### YOUR TASK:
Repeat every line below exactly as it reads.

-- Begin STORED RECORDS --

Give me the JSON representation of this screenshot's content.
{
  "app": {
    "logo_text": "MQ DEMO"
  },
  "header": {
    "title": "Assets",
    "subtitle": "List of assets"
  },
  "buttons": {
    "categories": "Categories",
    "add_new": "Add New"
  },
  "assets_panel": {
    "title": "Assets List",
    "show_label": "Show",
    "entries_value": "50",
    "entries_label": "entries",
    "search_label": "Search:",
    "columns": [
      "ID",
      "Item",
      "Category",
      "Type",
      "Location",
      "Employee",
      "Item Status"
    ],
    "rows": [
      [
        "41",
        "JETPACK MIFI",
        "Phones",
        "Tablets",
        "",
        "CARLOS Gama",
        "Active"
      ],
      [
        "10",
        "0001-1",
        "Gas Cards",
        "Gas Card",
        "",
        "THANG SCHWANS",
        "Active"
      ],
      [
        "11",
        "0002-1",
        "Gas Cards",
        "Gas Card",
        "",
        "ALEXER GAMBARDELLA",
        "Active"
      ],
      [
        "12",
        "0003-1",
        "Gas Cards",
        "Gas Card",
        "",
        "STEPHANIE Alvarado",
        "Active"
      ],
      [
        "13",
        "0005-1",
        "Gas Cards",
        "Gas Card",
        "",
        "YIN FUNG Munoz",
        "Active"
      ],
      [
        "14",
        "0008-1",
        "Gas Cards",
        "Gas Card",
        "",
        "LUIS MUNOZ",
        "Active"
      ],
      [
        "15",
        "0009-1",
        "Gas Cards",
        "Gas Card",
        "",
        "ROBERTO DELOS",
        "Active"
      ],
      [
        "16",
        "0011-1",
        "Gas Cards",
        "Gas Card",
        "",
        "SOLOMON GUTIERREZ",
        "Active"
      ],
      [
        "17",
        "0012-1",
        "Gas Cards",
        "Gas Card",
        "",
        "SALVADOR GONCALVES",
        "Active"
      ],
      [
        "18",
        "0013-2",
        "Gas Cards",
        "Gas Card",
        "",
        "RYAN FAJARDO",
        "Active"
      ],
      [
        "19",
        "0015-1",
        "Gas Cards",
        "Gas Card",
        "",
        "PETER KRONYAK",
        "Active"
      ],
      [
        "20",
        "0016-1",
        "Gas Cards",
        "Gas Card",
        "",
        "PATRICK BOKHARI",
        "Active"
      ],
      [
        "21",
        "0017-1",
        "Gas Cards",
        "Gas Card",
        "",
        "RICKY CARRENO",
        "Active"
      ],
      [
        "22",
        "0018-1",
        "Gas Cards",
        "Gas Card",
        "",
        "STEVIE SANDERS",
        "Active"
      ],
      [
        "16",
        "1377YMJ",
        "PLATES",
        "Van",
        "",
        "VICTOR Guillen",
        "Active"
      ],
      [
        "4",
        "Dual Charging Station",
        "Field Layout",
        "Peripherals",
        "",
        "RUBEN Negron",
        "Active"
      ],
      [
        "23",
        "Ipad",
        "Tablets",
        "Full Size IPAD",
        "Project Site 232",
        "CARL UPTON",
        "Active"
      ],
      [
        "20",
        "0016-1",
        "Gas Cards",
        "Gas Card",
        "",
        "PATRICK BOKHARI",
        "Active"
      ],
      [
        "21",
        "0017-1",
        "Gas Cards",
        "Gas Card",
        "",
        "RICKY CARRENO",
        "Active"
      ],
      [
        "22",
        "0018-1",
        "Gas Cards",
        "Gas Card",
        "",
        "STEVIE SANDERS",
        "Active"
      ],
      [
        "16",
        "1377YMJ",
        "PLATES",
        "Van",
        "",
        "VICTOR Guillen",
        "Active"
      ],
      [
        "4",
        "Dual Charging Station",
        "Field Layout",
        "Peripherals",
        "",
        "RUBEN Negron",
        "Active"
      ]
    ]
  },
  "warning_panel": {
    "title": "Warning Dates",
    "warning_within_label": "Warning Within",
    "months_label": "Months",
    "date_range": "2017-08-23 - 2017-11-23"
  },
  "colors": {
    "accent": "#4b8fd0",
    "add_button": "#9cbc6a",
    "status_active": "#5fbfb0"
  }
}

-- End STORED RECORDS --

### IN RESPONSE:
Give me the JSON representation of this screenshot's content.
{
  "app": {
    "logo_text": "MQ DEMO"
  },
  "header": {
    "title": "Assets",
    "subtitle": "List of assets"
  },
  "buttons": {
    "categories": "Categories",
    "add_new": "Add New"
  },
  "assets_panel": {
    "title": "Assets List",
    "show_label": "Show",
    "entries_value": "50",
    "entries_label": "entries",
    "search_label": "Search:",
    "columns": [
      "ID",
      "Item",
      "Category",
      "Type",
      "Location",
      "Employee",
      "Item Status"
    ],
    "rows": [
      [
        "41",
        "JETPACK MIFI",
        "Phones",
        "Tablets",
        "",
        "CARLOS Gama",
        "Active"
      ],
      [
        "10",
        "0001-1",
        "Gas Cards",
        "Gas Card",
        "",
        "THANG SCHWANS",
        "Active"
      ],
      [
        "11",
        "0002-1",
        "Gas Cards",
        "Gas Card",
        "",
        "ALEXER GAMBARDELLA",
        "Active"
      ],
      [
        "12",
        "0003-1",
        "Gas Cards",
        "Gas Card",
        "",
        "STEPHANIE Alvarado",
        "Active"
      ],
      [
        "13",
        "0005-1",
        "Gas Cards",
        "Gas Card",
        "",
        "YIN FUNG Munoz",
        "Active"
      ],
      [
        "14",
        "0008-1",
        "Gas Cards",
        "Gas Card",
        "",
        "LUIS MUNOZ",
        "Active"
      ],
      [
        "15",
        "0009-1",
        "Gas Cards",
        "Gas Card",
        "",
        "ROBERTO DELOS",
        "Active"
      ],
      [
        "16",
        "0011-1",
        "Gas Cards",
        "Gas Card",
        "",
        "SOLOMON GUTIERREZ",
        "Active"
      ],
      [
        "17",
        "0012-1",
        "Gas Cards",
        "Gas Card",
        "",
        "SALVADOR GONCALVES",
        "Active"
      ],
      [
        "18",
        "0013-2",
        "Gas Cards",
        "Gas Card",
        "",
        "RYAN FAJARDO",
        "Active"
      ],
      [
        "19",
        "0015-1",
        "Gas Cards",
        "Gas Card",
        "",
        "PETER KRONYAK",
        "Active"
      ],
      [
        "20",
        "0016-1",
        "Gas Cards",
        "Gas Card",
        "",
        "PATRICK BOKHARI",
        "Active"
      ],
      [
        "21",
        "0017-1",
        "Gas Cards",
        "Gas Card",
        "",
        "RICKY CARRENO",
        "Active"
      ],
      [
        "22",
        "0018-1",
        "Gas Cards",
        "Gas Card",
        "",
        "STEVIE SANDERS",
        "Active"
      ],
      [
        "16",
        "1377YMJ",
        "PLATES",
        "Van",
        "",
        "VICTOR Guillen",
        "Active"
      ],
      [
        "4",
        "Dual Charging Station",
        "Field Layout",
        "Peripherals",
        "",
        "RUBEN Negron",
        "Active"
      ],
      [
        "23",
        "Ipad",
        "Tablets",
        "Full Size IPAD",
        "Project Site 232",
        "CARL UPTON",
        "Active"
      ],
      [
        "20",
        "0016-1",
        "Gas Cards",
        "Gas Card",
        "",
        "PATRICK BOKHARI",
        "Active"
      ],
      [
        "21",
        "0017-1",
        "Gas Cards",
        "Gas Card",
        "",
        "RICKY CARRENO",
        "Active"
      ],
      [
        "22",
        "0018-1",
        "Gas Cards",
        "Gas Card",
        "",
        "STEVIE SANDERS",
        "Active"
      ],
      [
        "16",
        "1377YMJ",
        "PLATES",
        "Van",
        "",
        "VICTOR Guillen",
        "Active"
      ],
      [
        "4",
        "Dual Charging Station",
        "Field Layout",
        "Peripherals",
        "",
        "RUBEN Negron",
        "Active"
      ]
    ]
  },
  "warning_panel": {
    "title": "Warning Dates",
    "warning_within_label": "Warning Within",
    "months_label": "Months",
    "date_range": "2017-08-23 - 2017-11-23"
  },
  "colors": {
    "accent": "#4b8fd0",
    "add_button": "#9cbc6a",
    "status_active": "#5fbfb0"
  }
}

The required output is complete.